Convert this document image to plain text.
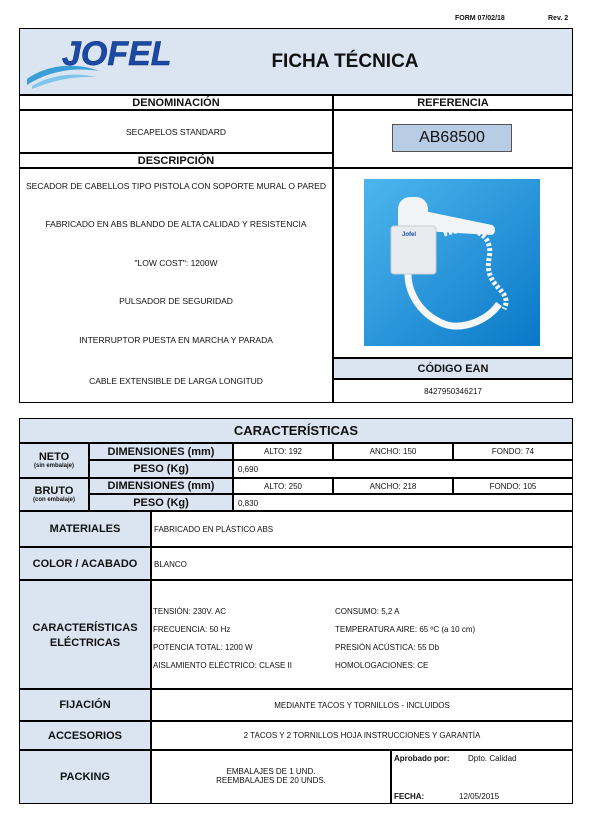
FORM 07/02/18	Rev. 2
JOFEL	FICHA TÉCNICA
DENOMINACIÓN	REFERENCIA
SECAPELOS STANDARD	AB68500
DESCRIPCIÓN
SECADOR DE CABELLOS TIPO PISTOLA CON SOPORTE MURAL O PARED
FABRICADO EN ABS BLANDO DE ALTA CALIDAD Y RESISTENCIA
"LOW COST": 1200W
PULSADOR DE SEGURIDAD
INTERRUPTOR PUESTA EN MARCHA Y PARADA
CABLE EXTENSIBLE DE LARGA LONGITUD
Jofel
CÓDIGO EAN
8427950346217
CARACTERÍSTICAS
NETO
(sin embalaje)
DIMENSIONES (mm)	ALTO: 192	ANCHO: 150	FONDO: 74
PESO (Kg)	0,690
BRUTO
(con embalaje)
DIMENSIONES (mm)	ALTO: 250	ANCHO: 218	FONDO: 105
PESO (Kg)	0,830
MATERIALES	FABRICADO EN PLÁSTICO ABS
COLOR / ACABADO	BLANCO
CARACTERÍSTICAS
ELÉCTRICAS
TENSIÓN: 230V. AC
FRECUENCIA: 50 Hz
POTENCIA TOTAL: 1200 W
AISLAMIENTO ELÉCTRICO: CLASE II
CONSUMO: 5,2 A
TEMPERATURA AIRE: 65 ºC (a 10 cm)
PRESIÓN ACÚSTICA: 55 Db
HOMOLOGACIONES: CE
FIJACIÓN	MEDIANTE TACOS Y TORNILLOS - INCLUIDOS
ACCESORIOS	2 TACOS Y 2 TORNILLOS HOJA INSTRUCCIONES Y GARANTÍA
PACKING	EMBALAJES DE 1 UND.
REEMBALAJES DE 20 UNDS.
Aprobado por: Dpto. Calidad
FECHA:	12/05/2015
- - -
In the copy, include all records verbatim but no images.

Convert this document image to plain text.
FORM 07/02/18	Rev. 2
JOFEL	FICHA TÉCNICA
DENOMINACIÓN	REFERENCIA
SECAPELOS STANDARD	AB68500
DESCRIPCIÓN
SECADOR DE CABELLOS TIPO PISTOLA CON SOPORTE MURAL O PARED
FABRICADO EN ABS BLANDO DE ALTA CALIDAD Y RESISTENCIA
"LOW COST": 1200W
PULSADOR DE SEGURIDAD
INTERRUPTOR PUESTA EN MARCHA Y PARADA
CABLE EXTENSIBLE DE LARGA LONGITUD
Jofel
CÓDIGO EAN
8427950346217
CARACTERÍSTICAS
NETO
(sin embalaje)
DIMENSIONES (mm)	ALTO: 192	ANCHO: 150	FONDO: 74
PESO (Kg)	0,690
BRUTO
(con embalaje)
DIMENSIONES (mm)	ALTO: 250	ANCHO: 218	FONDO: 105
PESO (Kg)	0,830
MATERIALES	FABRICADO EN PLÁSTICO ABS
COLOR / ACABADO	BLANCO
CARACTERÍSTICAS
ELÉCTRICAS
TENSIÓN: 230V. AC
FRECUENCIA: 50 Hz
POTENCIA TOTAL: 1200 W
AISLAMIENTO ELÉCTRICO: CLASE II
CONSUMO: 5,2 A
TEMPERATURA AIRE: 65 ºC (a 10 cm)
PRESIÓN ACÚSTICA: 55 Db
HOMOLOGACIONES: CE
FIJACIÓN	MEDIANTE TACOS Y TORNILLOS - INCLUIDOS
ACCESORIOS	2 TACOS Y 2 TORNILLOS HOJA INSTRUCCIONES Y GARANTÍA
PACKING	EMBALAJES DE 1 UND.
REEMBALAJES DE 20 UNDS.
Aprobado por: Dpto. Calidad
FECHA:	12/05/2015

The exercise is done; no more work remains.